[start]

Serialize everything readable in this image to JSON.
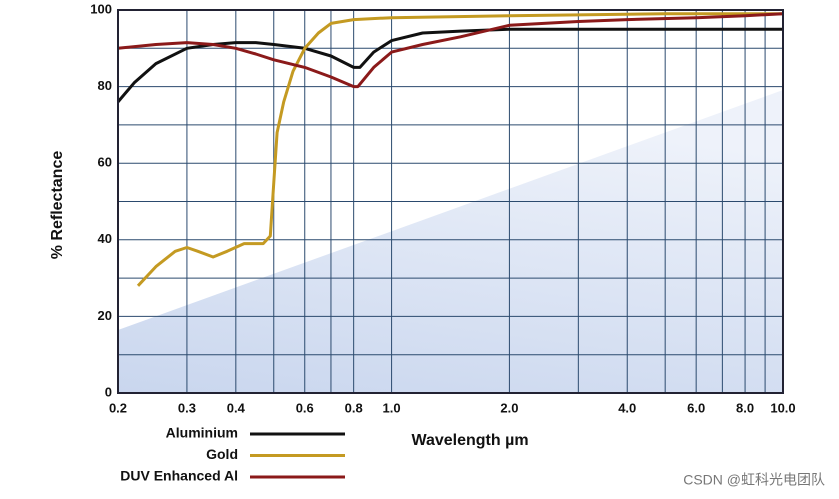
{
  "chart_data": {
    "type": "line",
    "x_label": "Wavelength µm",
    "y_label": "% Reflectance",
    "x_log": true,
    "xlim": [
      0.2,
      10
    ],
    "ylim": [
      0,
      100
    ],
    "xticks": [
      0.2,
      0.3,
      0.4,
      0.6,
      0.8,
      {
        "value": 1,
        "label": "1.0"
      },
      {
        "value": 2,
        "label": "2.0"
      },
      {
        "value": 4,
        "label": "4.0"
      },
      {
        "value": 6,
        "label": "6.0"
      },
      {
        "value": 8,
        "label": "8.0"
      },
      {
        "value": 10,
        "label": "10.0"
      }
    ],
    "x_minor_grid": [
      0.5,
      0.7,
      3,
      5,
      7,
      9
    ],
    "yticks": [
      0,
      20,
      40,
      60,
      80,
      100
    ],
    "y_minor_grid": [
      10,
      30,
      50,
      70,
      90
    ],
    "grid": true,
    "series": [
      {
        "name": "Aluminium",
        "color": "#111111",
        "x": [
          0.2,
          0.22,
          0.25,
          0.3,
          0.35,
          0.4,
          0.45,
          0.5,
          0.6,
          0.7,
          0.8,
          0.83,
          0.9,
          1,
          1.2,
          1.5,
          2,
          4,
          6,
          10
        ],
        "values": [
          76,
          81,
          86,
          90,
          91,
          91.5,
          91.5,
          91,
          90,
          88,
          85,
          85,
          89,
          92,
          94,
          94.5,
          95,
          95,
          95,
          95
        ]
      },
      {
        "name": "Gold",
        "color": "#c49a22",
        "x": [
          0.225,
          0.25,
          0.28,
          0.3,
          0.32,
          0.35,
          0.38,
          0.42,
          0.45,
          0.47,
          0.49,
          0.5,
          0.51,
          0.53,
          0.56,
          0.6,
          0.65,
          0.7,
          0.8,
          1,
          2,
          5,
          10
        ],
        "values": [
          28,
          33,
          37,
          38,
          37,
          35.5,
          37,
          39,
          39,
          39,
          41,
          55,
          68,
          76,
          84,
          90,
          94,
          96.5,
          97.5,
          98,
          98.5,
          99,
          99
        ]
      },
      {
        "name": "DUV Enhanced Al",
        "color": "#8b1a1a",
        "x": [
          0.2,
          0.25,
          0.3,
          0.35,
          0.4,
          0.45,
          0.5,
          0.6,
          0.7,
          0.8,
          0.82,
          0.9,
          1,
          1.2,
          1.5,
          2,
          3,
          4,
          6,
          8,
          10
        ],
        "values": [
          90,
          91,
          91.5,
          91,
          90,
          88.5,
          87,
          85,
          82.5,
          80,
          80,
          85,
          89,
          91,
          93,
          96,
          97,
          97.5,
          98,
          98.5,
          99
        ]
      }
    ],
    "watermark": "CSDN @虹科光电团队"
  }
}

[end]
[start]

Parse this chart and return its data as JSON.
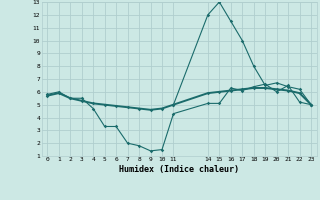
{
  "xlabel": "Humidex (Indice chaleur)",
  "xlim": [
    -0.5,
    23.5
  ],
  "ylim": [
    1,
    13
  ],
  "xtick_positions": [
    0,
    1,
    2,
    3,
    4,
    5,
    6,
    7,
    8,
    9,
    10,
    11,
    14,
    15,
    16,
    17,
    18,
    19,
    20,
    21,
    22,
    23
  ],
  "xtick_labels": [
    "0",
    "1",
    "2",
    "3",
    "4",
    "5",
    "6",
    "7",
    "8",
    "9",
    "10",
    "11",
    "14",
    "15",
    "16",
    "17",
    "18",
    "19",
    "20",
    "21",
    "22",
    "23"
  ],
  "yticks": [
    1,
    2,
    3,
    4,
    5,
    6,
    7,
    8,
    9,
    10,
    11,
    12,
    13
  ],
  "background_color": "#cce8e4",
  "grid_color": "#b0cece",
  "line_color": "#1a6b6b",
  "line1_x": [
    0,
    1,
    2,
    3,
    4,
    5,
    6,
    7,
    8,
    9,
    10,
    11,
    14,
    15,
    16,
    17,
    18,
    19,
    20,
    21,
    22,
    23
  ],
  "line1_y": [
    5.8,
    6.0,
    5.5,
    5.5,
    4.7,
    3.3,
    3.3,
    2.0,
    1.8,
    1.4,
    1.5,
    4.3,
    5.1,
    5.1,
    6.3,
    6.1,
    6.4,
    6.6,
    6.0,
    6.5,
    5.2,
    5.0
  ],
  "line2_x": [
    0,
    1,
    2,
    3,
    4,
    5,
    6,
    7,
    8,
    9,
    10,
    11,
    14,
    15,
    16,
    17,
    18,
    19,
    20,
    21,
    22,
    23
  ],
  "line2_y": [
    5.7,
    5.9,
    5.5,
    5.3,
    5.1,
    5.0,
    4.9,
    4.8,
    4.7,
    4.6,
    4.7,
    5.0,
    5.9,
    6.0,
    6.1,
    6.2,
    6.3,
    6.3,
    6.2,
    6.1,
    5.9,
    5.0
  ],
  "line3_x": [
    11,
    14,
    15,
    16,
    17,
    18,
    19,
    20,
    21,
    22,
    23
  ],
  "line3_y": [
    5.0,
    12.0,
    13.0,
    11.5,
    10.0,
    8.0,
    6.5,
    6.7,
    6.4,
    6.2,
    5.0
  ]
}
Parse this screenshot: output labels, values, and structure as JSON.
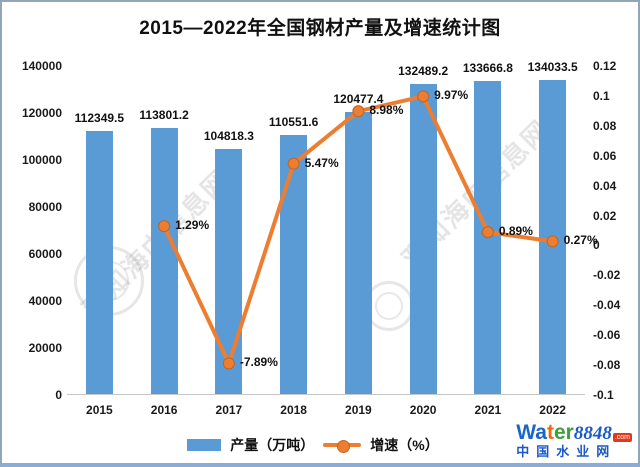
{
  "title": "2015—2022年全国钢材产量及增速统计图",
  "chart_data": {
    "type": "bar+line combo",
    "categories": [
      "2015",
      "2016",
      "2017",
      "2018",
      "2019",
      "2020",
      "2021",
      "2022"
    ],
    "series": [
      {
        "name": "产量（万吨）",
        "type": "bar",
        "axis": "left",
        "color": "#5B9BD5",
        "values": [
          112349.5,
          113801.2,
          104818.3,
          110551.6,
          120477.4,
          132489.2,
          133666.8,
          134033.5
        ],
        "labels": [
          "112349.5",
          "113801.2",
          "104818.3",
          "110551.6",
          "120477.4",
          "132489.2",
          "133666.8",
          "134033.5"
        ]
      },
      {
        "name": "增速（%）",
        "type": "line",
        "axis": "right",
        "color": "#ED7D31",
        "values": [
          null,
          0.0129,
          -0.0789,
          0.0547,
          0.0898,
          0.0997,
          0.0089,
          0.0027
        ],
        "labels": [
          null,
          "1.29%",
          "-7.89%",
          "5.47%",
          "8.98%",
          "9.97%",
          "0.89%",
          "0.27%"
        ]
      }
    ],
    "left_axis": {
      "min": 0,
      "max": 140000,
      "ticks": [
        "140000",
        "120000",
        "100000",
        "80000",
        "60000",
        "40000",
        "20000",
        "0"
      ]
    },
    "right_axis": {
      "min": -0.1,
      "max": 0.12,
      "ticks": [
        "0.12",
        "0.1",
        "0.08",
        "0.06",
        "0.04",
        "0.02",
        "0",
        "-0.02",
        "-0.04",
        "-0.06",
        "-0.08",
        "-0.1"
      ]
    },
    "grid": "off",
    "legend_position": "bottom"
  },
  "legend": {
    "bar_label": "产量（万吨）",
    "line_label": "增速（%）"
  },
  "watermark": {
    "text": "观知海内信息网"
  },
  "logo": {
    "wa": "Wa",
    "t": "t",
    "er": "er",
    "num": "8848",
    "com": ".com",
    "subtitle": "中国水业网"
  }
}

[end]

Copy all lines from the material that include "JSON".

(Full output):
Serialize everything readable in this image to JSON.
Parse this chart and return its data as JSON.
Parse this screenshot: output labels, values, and structure as JSON.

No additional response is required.